# Prompt
Copy exactly the lines from the "What's the underlying" line to the end, both included, and nothing else.

# Structured figure records

* * *

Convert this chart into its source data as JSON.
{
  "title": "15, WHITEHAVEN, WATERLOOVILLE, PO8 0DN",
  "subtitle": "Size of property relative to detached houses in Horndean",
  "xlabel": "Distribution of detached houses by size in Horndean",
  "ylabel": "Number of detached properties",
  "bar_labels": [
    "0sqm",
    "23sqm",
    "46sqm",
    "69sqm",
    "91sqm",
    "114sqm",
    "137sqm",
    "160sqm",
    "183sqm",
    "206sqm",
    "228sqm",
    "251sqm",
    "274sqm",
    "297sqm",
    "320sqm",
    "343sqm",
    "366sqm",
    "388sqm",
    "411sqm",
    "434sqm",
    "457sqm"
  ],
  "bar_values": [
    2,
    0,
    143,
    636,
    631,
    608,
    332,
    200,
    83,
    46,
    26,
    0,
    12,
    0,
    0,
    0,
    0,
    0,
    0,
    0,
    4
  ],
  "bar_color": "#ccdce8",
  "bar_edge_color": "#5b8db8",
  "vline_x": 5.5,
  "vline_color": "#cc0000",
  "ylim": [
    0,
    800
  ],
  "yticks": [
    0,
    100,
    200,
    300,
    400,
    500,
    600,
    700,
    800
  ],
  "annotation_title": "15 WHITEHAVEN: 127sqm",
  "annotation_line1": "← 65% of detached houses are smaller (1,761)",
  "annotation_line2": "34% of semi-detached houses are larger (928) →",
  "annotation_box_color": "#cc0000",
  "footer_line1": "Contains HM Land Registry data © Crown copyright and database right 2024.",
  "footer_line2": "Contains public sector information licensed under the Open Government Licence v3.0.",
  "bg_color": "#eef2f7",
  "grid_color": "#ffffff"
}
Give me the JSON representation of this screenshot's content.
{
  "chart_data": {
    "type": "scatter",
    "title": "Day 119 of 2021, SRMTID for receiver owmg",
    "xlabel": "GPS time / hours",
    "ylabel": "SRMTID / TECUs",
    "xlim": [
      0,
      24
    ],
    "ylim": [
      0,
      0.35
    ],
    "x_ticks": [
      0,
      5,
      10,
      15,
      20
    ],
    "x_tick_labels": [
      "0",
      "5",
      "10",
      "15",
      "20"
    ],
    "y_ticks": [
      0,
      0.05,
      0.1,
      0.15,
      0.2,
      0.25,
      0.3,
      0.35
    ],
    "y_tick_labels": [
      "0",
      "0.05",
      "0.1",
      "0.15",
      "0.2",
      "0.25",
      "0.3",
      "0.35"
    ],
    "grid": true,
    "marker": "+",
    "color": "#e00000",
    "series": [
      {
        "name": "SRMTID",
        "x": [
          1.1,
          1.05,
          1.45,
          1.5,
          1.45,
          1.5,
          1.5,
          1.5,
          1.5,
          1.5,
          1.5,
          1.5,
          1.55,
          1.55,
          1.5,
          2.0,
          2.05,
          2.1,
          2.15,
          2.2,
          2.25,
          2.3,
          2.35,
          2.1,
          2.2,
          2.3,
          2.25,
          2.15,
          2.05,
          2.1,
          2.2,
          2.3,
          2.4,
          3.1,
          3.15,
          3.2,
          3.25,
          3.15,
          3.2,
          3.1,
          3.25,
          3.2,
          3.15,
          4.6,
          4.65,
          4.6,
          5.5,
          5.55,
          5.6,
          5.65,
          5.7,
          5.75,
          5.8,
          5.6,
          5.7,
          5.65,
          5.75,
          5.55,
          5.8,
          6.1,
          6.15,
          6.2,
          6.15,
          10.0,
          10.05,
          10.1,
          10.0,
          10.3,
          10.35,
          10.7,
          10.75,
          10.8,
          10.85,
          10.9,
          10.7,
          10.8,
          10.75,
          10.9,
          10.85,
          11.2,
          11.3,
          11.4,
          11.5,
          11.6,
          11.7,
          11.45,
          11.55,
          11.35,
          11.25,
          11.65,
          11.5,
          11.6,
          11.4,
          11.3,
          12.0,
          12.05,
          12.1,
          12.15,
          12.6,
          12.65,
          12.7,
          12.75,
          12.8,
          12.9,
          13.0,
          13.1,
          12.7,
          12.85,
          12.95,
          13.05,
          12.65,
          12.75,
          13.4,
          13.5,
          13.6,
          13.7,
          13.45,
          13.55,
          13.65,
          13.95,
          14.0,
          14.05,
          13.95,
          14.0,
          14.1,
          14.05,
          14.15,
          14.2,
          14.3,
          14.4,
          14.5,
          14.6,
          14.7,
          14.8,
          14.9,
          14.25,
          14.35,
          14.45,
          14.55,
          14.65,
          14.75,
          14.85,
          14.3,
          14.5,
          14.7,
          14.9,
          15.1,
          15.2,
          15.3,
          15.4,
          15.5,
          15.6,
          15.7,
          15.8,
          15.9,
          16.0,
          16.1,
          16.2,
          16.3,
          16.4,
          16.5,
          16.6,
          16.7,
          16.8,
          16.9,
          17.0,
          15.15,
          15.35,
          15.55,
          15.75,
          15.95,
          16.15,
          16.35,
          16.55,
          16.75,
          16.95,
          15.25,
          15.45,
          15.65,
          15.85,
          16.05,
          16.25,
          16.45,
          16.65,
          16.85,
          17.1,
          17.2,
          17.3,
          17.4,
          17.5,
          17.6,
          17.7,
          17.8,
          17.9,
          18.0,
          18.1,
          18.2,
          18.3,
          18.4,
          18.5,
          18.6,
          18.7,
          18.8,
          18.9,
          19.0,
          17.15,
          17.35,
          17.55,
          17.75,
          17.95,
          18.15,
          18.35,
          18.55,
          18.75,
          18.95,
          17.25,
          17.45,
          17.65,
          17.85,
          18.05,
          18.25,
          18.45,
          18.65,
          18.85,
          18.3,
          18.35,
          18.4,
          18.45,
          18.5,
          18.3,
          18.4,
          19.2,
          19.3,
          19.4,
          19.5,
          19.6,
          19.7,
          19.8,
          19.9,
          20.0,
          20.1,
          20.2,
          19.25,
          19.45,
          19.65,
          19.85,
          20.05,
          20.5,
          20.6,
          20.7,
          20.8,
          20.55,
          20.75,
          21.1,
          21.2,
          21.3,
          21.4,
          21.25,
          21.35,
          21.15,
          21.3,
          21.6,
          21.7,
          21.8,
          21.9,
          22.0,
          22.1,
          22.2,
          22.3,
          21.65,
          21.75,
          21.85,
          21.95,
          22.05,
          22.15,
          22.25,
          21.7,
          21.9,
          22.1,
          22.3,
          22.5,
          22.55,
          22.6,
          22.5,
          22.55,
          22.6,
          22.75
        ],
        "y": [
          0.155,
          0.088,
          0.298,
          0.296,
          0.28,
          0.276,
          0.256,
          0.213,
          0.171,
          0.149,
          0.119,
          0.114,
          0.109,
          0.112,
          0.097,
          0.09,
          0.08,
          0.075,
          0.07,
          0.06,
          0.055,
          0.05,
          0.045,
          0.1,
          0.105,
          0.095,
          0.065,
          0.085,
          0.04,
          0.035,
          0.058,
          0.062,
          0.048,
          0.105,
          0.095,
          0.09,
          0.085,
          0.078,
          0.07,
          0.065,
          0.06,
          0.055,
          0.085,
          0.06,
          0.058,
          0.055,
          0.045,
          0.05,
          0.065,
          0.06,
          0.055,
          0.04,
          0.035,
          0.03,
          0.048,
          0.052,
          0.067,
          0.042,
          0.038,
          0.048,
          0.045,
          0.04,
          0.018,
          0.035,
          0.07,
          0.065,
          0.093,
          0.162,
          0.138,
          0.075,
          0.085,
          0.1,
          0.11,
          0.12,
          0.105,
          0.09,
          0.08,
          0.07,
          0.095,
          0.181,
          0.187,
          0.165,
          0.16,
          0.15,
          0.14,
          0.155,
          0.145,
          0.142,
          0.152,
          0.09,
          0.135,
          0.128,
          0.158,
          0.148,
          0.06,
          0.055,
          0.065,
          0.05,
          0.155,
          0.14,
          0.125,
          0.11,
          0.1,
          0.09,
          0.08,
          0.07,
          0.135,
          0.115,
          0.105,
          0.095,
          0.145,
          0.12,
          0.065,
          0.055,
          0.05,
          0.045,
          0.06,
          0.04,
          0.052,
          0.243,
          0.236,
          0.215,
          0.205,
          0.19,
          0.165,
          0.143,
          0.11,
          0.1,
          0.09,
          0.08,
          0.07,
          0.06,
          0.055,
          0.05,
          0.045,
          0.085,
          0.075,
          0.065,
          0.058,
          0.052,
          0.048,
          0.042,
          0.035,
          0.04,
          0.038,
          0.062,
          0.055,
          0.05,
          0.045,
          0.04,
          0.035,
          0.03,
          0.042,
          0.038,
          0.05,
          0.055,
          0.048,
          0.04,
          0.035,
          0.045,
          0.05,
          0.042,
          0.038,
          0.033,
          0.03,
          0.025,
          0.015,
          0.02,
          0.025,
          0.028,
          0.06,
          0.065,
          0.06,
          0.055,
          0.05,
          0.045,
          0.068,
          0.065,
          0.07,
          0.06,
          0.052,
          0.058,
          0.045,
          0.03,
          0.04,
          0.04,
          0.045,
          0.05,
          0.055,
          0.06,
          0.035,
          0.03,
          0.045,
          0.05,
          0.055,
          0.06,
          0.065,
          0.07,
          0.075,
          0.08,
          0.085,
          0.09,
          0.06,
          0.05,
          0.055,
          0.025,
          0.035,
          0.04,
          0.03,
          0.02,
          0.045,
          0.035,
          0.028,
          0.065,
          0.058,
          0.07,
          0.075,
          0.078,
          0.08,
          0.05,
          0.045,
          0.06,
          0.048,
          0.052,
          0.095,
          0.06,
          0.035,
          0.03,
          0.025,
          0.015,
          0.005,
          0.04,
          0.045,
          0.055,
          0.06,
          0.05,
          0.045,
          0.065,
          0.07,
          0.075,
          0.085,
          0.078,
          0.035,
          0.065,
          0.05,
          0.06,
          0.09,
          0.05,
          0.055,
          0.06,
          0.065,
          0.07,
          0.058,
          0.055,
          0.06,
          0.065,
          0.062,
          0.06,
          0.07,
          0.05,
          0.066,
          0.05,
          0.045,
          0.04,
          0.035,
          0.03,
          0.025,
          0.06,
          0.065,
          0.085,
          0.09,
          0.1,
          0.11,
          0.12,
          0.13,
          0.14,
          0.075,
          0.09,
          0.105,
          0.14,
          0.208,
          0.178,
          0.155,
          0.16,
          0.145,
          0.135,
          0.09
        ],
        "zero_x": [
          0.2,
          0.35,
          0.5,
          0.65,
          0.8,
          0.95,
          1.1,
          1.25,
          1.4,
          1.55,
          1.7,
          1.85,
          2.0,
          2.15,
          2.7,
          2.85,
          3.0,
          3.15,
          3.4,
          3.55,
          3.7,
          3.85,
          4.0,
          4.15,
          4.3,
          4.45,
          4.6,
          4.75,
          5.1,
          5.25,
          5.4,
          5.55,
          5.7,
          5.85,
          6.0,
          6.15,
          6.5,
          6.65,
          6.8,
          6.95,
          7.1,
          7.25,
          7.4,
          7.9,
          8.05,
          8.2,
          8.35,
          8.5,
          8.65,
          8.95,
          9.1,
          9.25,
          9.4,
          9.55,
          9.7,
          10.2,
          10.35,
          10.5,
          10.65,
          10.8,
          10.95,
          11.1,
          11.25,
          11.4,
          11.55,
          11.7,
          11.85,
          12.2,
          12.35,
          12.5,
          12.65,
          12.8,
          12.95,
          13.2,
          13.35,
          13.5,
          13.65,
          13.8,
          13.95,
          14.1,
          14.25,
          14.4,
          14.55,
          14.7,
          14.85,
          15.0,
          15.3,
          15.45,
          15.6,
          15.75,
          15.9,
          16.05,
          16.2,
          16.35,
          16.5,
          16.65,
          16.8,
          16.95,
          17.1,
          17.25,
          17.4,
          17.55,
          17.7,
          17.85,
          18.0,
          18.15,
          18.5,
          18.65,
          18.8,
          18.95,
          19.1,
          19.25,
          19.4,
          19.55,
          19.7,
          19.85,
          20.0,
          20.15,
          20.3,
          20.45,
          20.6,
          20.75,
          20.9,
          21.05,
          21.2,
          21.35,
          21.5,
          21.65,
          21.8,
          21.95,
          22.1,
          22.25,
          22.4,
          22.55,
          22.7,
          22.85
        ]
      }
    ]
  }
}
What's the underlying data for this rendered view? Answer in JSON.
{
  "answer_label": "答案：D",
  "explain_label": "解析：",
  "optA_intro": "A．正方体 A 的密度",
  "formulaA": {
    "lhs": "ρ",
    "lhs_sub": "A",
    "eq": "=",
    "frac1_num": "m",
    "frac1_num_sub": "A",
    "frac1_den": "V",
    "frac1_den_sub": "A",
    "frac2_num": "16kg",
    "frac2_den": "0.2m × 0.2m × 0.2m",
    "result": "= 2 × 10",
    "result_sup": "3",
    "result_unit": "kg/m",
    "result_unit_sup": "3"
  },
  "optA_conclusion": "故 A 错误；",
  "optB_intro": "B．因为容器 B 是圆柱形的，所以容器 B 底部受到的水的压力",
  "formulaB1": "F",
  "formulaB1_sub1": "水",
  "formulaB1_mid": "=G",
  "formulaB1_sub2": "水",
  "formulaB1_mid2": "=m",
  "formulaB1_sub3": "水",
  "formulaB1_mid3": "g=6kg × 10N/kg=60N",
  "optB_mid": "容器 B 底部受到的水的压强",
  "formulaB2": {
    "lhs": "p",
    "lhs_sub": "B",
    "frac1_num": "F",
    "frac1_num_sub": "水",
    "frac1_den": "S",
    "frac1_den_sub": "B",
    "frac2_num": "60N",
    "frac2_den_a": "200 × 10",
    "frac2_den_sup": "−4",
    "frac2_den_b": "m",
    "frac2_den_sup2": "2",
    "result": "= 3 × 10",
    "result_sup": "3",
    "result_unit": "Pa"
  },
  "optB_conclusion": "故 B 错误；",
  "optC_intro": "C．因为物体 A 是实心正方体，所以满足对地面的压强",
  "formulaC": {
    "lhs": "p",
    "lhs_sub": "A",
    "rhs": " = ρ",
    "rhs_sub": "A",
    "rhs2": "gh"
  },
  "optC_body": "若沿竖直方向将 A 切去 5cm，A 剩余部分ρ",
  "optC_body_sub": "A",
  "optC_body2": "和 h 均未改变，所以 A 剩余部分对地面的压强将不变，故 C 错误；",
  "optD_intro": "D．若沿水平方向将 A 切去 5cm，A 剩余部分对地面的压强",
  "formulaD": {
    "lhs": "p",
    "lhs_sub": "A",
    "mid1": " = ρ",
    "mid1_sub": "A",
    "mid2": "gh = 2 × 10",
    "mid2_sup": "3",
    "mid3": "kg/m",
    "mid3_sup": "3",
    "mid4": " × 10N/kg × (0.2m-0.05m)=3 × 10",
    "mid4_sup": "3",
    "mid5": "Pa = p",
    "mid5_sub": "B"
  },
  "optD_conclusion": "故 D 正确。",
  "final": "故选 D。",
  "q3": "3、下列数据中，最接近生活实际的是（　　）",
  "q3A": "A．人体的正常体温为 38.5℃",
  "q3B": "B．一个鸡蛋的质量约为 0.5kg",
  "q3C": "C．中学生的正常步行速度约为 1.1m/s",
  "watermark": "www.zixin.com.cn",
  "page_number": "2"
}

* * *

# Answer to the problem
What's the underlying data for this rendered view? Answer in JSON.
{
  "answer_label": "答案：D",
  "explain_label": "解析：",
  "optA_intro": "A．正方体 A 的密度",
  "formulaA": {
    "lhs": "ρ",
    "lhs_sub": "A",
    "eq": "=",
    "frac1_num": "m",
    "frac1_num_sub": "A",
    "frac1_den": "V",
    "frac1_den_sub": "A",
    "frac2_num": "16kg",
    "frac2_den": "0.2m × 0.2m × 0.2m",
    "result": "= 2 × 10",
    "result_sup": "3",
    "result_unit": "kg/m",
    "result_unit_sup": "3"
  },
  "optA_conclusion": "故 A 错误；",
  "optB_intro": "B．因为容器 B 是圆柱形的，所以容器 B 底部受到的水的压力",
  "formulaB1": "F",
  "formulaB1_sub1": "水",
  "formulaB1_mid": "=G",
  "formulaB1_sub2": "水",
  "formulaB1_mid2": "=m",
  "formulaB1_sub3": "水",
  "formulaB1_mid3": "g=6kg × 10N/kg=60N",
  "optB_mid": "容器 B 底部受到的水的压强",
  "formulaB2": {
    "lhs": "p",
    "lhs_sub": "B",
    "frac1_num": "F",
    "frac1_num_sub": "水",
    "frac1_den": "S",
    "frac1_den_sub": "B",
    "frac2_num": "60N",
    "frac2_den_a": "200 × 10",
    "frac2_den_sup": "−4",
    "frac2_den_b": "m",
    "frac2_den_sup2": "2",
    "result": "= 3 × 10",
    "result_sup": "3",
    "result_unit": "Pa"
  },
  "optB_conclusion": "故 B 错误；",
  "optC_intro": "C．因为物体 A 是实心正方体，所以满足对地面的压强",
  "formulaC": {
    "lhs": "p",
    "lhs_sub": "A",
    "rhs": " = ρ",
    "rhs_sub": "A",
    "rhs2": "gh"
  },
  "optC_body": "若沿竖直方向将 A 切去 5cm，A 剩余部分ρ",
  "optC_body_sub": "A",
  "optC_body2": "和 h 均未改变，所以 A 剩余部分对地面的压强将不变，故 C 错误；",
  "optD_intro": "D．若沿水平方向将 A 切去 5cm，A 剩余部分对地面的压强",
  "formulaD": {
    "lhs": "p",
    "lhs_sub": "A",
    "mid1": " = ρ",
    "mid1_sub": "A",
    "mid2": "gh = 2 × 10",
    "mid2_sup": "3",
    "mid3": "kg/m",
    "mid3_sup": "3",
    "mid4": " × 10N/kg × (0.2m-0.05m)=3 × 10",
    "mid4_sup": "3",
    "mid5": "Pa = p",
    "mid5_sub": "B"
  },
  "optD_conclusion": "故 D 正确。",
  "final": "故选 D。",
  "q3": "3、下列数据中，最接近生活实际的是（　　）",
  "q3A": "A．人体的正常体温为 38.5℃",
  "q3B": "B．一个鸡蛋的质量约为 0.5kg",
  "q3C": "C．中学生的正常步行速度约为 1.1m/s",
  "watermark": "www.zixin.com.cn",
  "page_number": "2"
}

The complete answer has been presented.